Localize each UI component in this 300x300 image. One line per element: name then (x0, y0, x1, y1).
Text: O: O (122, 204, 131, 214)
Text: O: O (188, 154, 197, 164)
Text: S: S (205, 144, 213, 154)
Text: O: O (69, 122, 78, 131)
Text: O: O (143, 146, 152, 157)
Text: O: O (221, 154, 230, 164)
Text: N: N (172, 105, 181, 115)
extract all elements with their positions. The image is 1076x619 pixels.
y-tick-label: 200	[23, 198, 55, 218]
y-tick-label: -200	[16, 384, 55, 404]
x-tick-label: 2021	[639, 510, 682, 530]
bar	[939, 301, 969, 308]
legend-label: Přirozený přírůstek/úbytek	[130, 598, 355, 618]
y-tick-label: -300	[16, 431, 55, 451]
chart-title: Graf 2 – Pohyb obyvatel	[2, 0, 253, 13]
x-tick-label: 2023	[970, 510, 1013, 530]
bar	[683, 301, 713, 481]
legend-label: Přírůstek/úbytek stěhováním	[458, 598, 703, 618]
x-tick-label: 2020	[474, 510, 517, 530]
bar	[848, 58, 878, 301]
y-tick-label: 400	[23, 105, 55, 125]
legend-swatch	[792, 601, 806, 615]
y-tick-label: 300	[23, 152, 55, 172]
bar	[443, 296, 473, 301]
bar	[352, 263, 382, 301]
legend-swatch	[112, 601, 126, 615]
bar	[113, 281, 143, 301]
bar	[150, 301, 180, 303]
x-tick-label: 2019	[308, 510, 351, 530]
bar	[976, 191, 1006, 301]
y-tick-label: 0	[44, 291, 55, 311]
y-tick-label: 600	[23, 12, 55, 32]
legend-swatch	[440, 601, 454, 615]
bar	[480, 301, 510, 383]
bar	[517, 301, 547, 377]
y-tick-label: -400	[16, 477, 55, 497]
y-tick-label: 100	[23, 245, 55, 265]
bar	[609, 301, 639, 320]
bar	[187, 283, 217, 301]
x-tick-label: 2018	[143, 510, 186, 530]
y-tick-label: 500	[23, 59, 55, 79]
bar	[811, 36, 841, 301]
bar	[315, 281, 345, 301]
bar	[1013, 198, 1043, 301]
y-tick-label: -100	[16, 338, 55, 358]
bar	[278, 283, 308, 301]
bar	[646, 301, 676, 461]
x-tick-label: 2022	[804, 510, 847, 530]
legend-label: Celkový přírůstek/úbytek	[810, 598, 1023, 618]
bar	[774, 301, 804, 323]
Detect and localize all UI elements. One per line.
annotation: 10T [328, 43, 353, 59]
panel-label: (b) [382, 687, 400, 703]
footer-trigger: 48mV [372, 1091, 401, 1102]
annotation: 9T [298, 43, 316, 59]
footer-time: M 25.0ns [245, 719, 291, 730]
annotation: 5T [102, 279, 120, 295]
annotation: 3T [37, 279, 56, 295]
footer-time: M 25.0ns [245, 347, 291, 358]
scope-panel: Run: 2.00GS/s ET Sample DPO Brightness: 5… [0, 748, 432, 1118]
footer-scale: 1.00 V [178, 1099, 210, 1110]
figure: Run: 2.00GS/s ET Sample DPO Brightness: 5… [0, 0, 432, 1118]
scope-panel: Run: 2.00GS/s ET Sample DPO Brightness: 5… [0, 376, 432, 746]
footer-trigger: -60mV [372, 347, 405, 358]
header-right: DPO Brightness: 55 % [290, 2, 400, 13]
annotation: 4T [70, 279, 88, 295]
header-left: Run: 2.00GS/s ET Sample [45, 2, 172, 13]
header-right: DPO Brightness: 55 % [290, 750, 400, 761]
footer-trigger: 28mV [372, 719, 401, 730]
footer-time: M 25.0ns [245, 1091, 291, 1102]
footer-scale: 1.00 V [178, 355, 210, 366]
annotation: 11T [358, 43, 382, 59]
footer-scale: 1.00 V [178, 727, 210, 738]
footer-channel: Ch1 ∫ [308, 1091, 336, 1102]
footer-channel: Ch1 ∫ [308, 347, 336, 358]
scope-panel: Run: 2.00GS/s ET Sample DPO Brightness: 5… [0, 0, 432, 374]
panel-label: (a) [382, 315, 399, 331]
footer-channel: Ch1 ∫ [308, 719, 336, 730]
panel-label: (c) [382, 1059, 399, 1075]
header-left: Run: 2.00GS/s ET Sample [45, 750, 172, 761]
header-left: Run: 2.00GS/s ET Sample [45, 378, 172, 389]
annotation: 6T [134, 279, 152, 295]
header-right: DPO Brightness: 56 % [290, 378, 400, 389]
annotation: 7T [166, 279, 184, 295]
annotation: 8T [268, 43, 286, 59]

————————

Reproduce every line of the records above verbatim, with no changes.

Localize each UI component in this 300x300 image. One line per element: name then (x0, y0, x1, y1).
Text: O: O (122, 204, 131, 214)
Text: O: O (188, 154, 197, 164)
Text: S: S (205, 144, 213, 154)
Text: O: O (69, 122, 78, 131)
Text: O: O (143, 146, 152, 157)
Text: O: O (221, 154, 230, 164)
Text: N: N (172, 105, 181, 115)
extract all elements with their positions. The image is 1076x619 pixels.
y-tick-label: 200	[23, 198, 55, 218]
y-tick-label: -200	[16, 384, 55, 404]
x-tick-label: 2021	[639, 510, 682, 530]
bar	[939, 301, 969, 308]
legend-label: Přirozený přírůstek/úbytek	[130, 598, 355, 618]
y-tick-label: -300	[16, 431, 55, 451]
chart-title: Graf 2 – Pohyb obyvatel	[2, 0, 253, 13]
x-tick-label: 2023	[970, 510, 1013, 530]
bar	[683, 301, 713, 481]
legend-label: Přírůstek/úbytek stěhováním	[458, 598, 703, 618]
x-tick-label: 2020	[474, 510, 517, 530]
bar	[848, 58, 878, 301]
y-tick-label: 400	[23, 105, 55, 125]
legend-swatch	[792, 601, 806, 615]
y-tick-label: 300	[23, 152, 55, 172]
bar	[443, 296, 473, 301]
bar	[352, 263, 382, 301]
legend-swatch	[112, 601, 126, 615]
bar	[113, 281, 143, 301]
bar	[150, 301, 180, 303]
x-tick-label: 2019	[308, 510, 351, 530]
bar	[976, 191, 1006, 301]
y-tick-label: 0	[44, 291, 55, 311]
y-tick-label: 600	[23, 12, 55, 32]
legend-swatch	[440, 601, 454, 615]
bar	[480, 301, 510, 383]
bar	[517, 301, 547, 377]
y-tick-label: -400	[16, 477, 55, 497]
y-tick-label: 100	[23, 245, 55, 265]
bar	[609, 301, 639, 320]
bar	[187, 283, 217, 301]
x-tick-label: 2018	[143, 510, 186, 530]
y-tick-label: 500	[23, 59, 55, 79]
bar	[811, 36, 841, 301]
bar	[315, 281, 345, 301]
bar	[1013, 198, 1043, 301]
y-tick-label: -100	[16, 338, 55, 358]
bar	[278, 283, 308, 301]
bar	[646, 301, 676, 461]
x-tick-label: 2022	[804, 510, 847, 530]
legend-label: Celkový přírůstek/úbytek	[810, 598, 1023, 618]
bar	[774, 301, 804, 323]
Detect and localize all UI elements. One per line.
annotation: 10T [328, 43, 353, 59]
panel-label: (b) [382, 687, 400, 703]
footer-trigger: 48mV [372, 1091, 401, 1102]
annotation: 9T [298, 43, 316, 59]
footer-time: M 25.0ns [245, 719, 291, 730]
annotation: 5T [102, 279, 120, 295]
annotation: 3T [37, 279, 56, 295]
footer-time: M 25.0ns [245, 347, 291, 358]
scope-panel: Run: 2.00GS/s ET Sample DPO Brightness: 5… [0, 748, 432, 1118]
footer-scale: 1.00 V [178, 1099, 210, 1110]
figure: Run: 2.00GS/s ET Sample DPO Brightness: 5… [0, 0, 432, 1118]
scope-panel: Run: 2.00GS/s ET Sample DPO Brightness: 5… [0, 376, 432, 746]
footer-trigger: -60mV [372, 347, 405, 358]
header-right: DPO Brightness: 55 % [290, 2, 400, 13]
annotation: 4T [70, 279, 88, 295]
header-left: Run: 2.00GS/s ET Sample [45, 2, 172, 13]
header-right: DPO Brightness: 55 % [290, 750, 400, 761]
footer-trigger: 28mV [372, 719, 401, 730]
footer-time: M 25.0ns [245, 1091, 291, 1102]
footer-scale: 1.00 V [178, 355, 210, 366]
annotation: 11T [358, 43, 382, 59]
footer-scale: 1.00 V [178, 727, 210, 738]
footer-channel: Ch1 ∫ [308, 1091, 336, 1102]
footer-channel: Ch1 ∫ [308, 347, 336, 358]
scope-panel: Run: 2.00GS/s ET Sample DPO Brightness: 5… [0, 0, 432, 374]
panel-label: (a) [382, 315, 399, 331]
footer-channel: Ch1 ∫ [308, 719, 336, 730]
panel-label: (c) [382, 1059, 399, 1075]
header-left: Run: 2.00GS/s ET Sample [45, 750, 172, 761]
header-left: Run: 2.00GS/s ET Sample [45, 378, 172, 389]
annotation: 6T [134, 279, 152, 295]
header-right: DPO Brightness: 56 % [290, 378, 400, 389]
annotation: 7T [166, 279, 184, 295]
annotation: 8T [268, 43, 286, 59]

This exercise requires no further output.